Search the material for "кандидата" and show all lines that contain it.

━━ DATA SECTION ━━

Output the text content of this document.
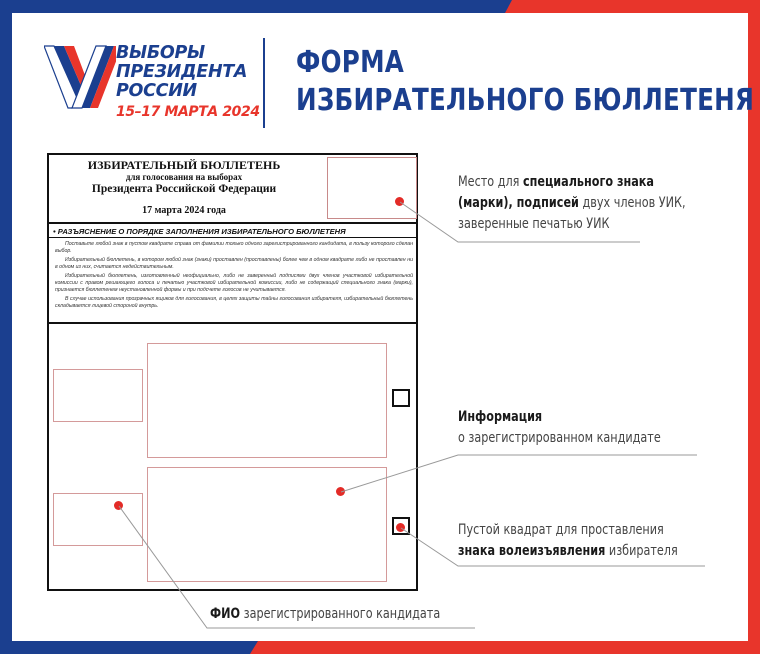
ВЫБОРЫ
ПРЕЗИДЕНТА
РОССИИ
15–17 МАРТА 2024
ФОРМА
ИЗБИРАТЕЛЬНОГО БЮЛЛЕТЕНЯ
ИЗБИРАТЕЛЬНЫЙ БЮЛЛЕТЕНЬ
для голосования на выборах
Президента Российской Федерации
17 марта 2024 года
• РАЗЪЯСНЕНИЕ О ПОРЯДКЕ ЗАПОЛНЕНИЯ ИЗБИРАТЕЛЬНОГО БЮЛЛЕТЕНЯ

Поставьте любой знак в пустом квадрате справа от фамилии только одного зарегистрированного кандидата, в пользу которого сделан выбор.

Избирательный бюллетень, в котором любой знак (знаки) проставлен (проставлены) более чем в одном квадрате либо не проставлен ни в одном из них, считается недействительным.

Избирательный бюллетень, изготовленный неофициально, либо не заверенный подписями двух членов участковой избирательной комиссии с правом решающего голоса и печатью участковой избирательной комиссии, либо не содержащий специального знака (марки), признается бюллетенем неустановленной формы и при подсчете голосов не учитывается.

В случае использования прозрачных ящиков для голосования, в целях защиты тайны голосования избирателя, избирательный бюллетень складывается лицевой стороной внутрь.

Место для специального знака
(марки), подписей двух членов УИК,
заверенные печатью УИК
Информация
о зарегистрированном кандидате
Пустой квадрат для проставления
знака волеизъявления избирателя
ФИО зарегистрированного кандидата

━━━
━━ DATA SECTION ━━

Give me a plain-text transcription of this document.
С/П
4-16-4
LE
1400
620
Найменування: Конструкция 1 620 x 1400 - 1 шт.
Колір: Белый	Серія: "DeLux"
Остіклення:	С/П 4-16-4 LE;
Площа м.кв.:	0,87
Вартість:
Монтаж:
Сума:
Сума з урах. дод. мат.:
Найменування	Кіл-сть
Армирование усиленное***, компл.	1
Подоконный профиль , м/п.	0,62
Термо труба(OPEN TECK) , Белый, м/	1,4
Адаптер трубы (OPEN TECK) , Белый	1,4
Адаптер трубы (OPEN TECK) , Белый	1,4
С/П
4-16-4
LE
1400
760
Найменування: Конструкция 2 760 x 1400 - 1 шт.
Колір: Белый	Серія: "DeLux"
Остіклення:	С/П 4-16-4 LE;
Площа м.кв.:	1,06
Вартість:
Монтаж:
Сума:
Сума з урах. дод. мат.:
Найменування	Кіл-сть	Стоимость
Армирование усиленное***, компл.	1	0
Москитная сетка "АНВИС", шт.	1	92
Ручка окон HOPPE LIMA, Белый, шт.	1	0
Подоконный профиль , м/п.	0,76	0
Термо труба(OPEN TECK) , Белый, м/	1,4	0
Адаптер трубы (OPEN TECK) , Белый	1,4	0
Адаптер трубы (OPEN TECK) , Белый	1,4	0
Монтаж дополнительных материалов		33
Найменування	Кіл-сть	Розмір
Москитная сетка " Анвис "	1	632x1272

━━━
━━ DATA SECTION ━━

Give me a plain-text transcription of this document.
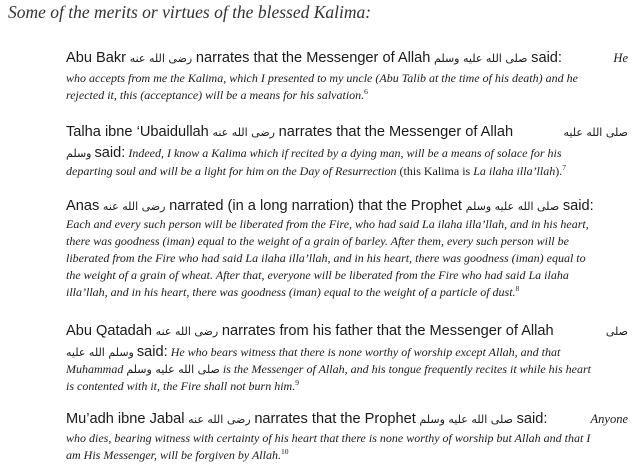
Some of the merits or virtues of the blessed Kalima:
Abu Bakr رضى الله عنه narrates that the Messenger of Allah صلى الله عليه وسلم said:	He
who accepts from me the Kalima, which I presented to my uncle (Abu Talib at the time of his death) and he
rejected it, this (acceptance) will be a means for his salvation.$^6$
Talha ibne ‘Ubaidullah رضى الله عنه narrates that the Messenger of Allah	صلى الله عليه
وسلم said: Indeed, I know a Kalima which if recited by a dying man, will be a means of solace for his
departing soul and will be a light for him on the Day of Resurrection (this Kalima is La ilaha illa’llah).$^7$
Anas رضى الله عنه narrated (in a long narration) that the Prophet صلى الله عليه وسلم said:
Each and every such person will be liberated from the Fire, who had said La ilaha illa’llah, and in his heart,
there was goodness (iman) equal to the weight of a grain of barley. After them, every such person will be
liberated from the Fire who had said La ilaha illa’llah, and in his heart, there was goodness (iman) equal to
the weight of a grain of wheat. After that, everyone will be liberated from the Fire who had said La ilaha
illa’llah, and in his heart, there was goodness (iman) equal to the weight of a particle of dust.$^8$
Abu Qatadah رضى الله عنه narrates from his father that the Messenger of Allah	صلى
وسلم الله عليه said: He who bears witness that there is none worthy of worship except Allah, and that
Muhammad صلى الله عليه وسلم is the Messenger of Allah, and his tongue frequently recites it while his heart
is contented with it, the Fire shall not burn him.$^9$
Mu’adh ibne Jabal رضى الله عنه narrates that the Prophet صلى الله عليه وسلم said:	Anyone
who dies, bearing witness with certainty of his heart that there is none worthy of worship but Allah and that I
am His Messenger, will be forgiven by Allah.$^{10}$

━━━

SOLUTION BELOW:
Поставьте любой знак в пустом квадрате справа от фамилии только одного зарегистрированного кандидата, в пользу которого сделан выбор.
ФИО зарегистрированного кандидата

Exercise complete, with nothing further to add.